• **What this task involves**
Do any lines in the data below contain "Nursing"? If so, copy every one of them.

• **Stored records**

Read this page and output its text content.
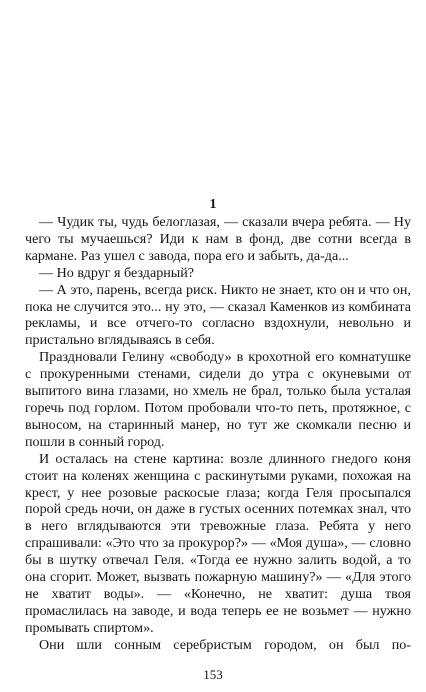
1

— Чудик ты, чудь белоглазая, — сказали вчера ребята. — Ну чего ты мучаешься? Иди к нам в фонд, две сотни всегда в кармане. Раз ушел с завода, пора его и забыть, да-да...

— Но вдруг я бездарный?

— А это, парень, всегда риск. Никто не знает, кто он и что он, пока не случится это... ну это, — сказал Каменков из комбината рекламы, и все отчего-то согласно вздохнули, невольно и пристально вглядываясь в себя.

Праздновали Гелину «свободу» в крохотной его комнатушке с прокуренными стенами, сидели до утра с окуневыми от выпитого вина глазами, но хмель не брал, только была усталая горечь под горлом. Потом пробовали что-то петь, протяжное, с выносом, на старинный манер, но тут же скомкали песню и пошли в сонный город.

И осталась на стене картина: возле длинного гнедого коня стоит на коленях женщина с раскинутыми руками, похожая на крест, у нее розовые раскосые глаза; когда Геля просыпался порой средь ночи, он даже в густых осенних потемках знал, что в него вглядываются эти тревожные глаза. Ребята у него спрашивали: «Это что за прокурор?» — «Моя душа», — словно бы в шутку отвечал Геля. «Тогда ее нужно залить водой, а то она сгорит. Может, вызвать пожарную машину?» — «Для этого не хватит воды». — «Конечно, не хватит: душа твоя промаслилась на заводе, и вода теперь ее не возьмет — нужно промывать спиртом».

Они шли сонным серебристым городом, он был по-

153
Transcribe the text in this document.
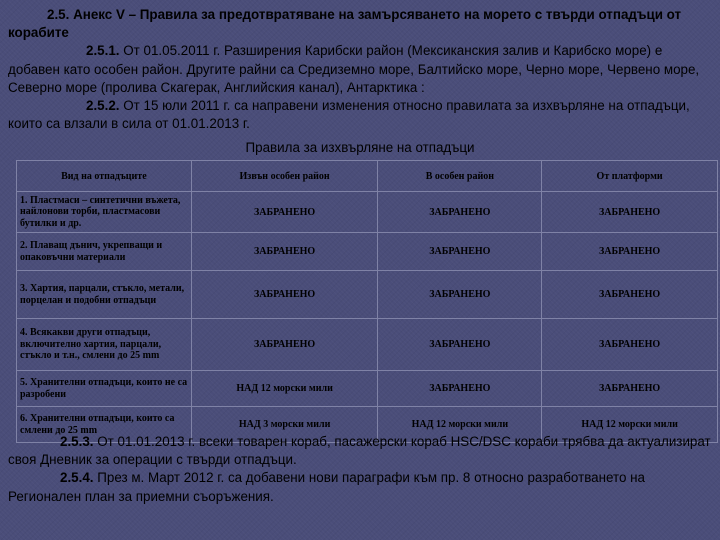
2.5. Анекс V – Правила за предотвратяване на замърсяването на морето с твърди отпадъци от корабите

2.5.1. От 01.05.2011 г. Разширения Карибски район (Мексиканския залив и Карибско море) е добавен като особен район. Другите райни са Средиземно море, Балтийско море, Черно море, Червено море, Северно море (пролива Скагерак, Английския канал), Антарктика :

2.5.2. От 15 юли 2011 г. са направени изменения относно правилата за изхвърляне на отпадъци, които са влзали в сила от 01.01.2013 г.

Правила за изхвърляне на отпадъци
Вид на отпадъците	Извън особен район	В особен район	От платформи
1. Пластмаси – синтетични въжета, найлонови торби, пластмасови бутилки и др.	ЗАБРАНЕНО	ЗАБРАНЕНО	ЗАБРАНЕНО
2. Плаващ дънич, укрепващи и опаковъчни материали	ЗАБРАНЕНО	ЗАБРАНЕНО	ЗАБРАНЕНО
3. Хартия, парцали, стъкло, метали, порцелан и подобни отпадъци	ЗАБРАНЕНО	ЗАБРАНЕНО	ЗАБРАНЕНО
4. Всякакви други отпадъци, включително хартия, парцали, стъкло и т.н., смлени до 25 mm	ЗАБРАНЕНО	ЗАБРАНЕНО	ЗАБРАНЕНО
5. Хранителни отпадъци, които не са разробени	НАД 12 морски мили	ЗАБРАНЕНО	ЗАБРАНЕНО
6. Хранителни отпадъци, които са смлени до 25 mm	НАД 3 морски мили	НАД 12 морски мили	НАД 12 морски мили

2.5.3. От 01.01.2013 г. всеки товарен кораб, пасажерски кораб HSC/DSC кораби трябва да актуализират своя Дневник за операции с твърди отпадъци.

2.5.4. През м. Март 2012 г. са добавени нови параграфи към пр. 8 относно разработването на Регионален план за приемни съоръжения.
---
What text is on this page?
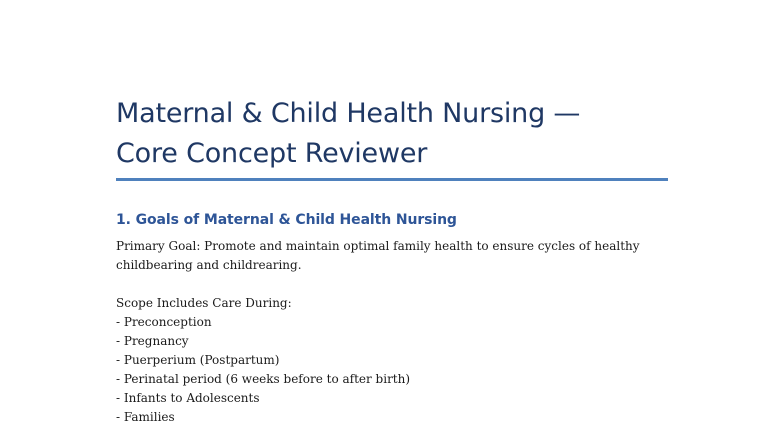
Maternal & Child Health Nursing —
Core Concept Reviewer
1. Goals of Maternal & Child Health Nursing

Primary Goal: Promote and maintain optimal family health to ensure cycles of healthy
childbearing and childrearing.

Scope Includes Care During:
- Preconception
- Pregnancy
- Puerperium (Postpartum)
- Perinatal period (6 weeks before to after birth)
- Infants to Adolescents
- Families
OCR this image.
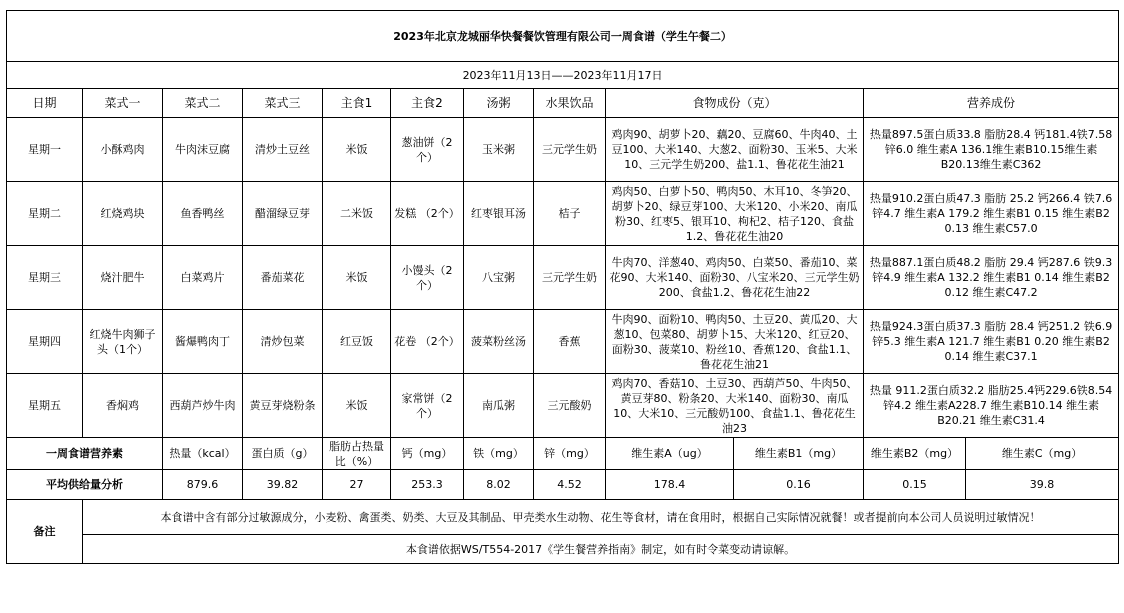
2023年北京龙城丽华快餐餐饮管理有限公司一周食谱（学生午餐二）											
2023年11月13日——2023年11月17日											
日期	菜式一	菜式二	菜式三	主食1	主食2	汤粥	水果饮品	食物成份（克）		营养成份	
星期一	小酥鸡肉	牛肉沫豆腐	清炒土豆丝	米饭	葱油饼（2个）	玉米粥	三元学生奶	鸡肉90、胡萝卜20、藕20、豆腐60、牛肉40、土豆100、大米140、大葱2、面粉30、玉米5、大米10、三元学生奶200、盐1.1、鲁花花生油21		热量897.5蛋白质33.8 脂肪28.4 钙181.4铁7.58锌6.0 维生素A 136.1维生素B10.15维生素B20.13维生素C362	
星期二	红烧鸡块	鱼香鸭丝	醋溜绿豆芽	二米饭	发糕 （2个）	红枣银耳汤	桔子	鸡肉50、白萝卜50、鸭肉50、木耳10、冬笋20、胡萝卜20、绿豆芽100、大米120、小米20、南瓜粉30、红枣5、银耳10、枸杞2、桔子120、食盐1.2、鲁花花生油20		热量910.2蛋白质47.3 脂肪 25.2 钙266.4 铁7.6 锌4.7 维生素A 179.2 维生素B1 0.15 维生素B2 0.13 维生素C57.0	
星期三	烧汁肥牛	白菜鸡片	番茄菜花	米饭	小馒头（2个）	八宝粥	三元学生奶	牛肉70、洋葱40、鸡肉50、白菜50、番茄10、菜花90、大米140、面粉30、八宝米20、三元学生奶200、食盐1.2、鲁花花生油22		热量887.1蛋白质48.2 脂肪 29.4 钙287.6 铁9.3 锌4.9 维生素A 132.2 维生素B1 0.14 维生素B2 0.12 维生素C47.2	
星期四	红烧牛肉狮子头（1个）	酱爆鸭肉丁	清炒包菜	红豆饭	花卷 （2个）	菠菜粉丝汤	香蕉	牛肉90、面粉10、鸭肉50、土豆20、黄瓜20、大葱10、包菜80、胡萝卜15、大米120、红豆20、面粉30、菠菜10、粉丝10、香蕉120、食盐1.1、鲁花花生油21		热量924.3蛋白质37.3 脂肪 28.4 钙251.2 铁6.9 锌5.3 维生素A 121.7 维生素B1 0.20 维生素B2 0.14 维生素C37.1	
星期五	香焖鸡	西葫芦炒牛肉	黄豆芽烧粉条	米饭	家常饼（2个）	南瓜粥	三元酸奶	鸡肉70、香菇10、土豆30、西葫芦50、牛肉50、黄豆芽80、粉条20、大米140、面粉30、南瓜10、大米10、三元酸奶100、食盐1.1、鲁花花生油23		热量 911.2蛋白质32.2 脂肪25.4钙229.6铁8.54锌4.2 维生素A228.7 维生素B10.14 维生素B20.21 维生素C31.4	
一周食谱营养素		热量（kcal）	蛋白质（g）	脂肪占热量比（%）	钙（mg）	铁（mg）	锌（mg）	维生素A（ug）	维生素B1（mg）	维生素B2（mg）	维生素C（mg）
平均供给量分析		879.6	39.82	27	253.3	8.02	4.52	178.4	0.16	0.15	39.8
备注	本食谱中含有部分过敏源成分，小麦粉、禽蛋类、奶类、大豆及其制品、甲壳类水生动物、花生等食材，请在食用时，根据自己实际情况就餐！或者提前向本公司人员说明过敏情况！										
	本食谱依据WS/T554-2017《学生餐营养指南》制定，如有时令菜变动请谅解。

• **Solution to the exercise**
Maternal & Child Health Nursing —
1. Goals of Maternal & Child Health Nursing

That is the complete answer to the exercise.